__Listing__.

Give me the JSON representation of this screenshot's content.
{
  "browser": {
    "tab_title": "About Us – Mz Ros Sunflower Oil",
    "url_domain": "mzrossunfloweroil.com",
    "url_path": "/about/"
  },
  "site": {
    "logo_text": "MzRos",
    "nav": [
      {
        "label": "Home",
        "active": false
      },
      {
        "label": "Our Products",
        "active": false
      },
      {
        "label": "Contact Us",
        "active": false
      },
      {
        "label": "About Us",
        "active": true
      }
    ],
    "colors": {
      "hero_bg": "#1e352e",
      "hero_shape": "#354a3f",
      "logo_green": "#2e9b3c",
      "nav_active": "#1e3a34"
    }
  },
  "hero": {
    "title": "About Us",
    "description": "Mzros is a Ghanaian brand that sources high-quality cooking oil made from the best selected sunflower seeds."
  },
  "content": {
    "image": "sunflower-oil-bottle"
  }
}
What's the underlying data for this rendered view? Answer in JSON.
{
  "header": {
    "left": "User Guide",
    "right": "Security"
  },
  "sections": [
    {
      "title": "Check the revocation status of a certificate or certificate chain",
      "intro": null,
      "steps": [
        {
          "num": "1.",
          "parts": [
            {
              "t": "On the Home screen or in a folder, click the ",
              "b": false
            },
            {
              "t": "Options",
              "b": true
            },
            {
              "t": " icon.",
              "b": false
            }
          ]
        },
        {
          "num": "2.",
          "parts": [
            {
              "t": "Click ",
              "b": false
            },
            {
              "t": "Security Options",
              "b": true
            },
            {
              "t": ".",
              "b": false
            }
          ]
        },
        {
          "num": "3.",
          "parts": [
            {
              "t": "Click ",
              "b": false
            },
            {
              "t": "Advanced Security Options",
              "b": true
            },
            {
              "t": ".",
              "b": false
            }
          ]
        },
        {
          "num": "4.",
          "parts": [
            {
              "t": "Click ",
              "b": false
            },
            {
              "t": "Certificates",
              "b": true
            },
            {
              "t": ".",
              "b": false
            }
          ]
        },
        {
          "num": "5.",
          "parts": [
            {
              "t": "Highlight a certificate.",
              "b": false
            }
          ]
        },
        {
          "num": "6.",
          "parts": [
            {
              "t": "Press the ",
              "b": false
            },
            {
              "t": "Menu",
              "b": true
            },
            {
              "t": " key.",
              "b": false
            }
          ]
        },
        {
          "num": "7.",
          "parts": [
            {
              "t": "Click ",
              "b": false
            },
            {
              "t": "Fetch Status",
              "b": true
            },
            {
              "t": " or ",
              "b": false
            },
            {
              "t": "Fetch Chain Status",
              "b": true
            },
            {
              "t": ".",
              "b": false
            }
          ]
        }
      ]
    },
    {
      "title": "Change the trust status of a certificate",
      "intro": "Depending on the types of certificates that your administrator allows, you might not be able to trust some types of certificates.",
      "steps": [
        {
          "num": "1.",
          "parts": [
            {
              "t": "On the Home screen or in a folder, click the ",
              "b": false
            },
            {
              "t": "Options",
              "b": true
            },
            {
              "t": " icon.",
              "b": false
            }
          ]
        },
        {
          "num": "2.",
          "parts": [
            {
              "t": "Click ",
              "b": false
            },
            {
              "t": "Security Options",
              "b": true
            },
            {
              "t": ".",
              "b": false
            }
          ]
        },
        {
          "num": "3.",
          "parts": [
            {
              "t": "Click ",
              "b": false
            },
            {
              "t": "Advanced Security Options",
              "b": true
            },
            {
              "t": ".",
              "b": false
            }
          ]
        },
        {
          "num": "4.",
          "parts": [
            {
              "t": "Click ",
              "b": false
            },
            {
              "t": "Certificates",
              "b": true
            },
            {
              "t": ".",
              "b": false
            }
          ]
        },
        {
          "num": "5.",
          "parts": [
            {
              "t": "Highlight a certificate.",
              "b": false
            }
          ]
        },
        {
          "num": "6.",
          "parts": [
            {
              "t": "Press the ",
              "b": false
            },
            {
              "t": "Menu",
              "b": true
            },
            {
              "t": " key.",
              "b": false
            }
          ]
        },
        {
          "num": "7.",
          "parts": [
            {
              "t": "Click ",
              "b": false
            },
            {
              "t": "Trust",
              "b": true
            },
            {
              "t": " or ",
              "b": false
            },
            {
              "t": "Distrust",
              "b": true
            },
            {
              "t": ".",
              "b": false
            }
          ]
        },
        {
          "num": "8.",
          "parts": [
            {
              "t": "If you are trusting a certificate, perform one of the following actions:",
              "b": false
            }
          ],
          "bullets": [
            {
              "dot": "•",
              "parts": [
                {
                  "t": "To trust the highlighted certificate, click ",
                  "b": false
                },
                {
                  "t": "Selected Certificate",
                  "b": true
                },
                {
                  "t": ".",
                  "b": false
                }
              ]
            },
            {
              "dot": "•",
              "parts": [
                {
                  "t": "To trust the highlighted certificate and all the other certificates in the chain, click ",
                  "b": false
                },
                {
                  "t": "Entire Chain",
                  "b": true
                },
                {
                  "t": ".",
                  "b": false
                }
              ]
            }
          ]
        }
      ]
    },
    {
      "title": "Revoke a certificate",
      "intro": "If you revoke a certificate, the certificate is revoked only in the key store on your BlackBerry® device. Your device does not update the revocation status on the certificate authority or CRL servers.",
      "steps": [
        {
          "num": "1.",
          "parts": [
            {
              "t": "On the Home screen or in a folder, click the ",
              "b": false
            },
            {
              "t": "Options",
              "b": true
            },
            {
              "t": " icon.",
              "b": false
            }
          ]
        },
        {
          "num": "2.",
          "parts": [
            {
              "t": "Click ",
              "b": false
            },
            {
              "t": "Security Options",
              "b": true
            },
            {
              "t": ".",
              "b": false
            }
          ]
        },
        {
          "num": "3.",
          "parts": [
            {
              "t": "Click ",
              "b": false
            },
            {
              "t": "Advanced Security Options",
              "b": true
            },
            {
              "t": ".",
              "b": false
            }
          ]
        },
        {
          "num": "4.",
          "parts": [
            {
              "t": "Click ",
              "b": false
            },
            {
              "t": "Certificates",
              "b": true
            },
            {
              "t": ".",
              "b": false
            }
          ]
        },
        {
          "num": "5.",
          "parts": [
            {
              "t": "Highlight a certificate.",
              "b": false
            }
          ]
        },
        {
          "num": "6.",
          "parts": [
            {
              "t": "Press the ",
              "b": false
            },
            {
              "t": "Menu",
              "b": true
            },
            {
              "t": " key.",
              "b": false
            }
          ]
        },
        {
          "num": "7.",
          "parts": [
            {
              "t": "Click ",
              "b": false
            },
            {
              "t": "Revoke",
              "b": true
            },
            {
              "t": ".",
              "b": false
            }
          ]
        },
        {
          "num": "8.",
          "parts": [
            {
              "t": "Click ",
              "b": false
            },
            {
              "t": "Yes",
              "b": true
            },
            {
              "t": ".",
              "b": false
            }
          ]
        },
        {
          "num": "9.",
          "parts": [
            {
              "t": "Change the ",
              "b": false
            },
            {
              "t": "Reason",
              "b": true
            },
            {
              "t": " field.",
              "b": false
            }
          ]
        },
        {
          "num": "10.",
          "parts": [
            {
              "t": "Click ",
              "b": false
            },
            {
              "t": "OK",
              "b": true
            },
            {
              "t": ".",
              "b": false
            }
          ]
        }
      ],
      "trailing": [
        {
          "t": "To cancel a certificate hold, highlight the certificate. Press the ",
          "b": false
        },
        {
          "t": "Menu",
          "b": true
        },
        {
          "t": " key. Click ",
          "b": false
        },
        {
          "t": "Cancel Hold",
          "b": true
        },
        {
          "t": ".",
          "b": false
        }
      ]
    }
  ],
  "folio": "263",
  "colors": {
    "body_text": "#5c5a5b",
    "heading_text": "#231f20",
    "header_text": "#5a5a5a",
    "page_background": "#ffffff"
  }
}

__Task prompt__.
In the lines above, find each one with "intro" and list it.

__Finished task__.
      "intro": null,
      "intro": "Depending on the types of certificates that your administrator allows, you might not be able to trust some types of certificates.",
      "intro": "If you revoke a certificate, the certificate is revoked only in the key store on your BlackBerry® device. Your device does not update the revocation status on the certificate authority or CRL servers.",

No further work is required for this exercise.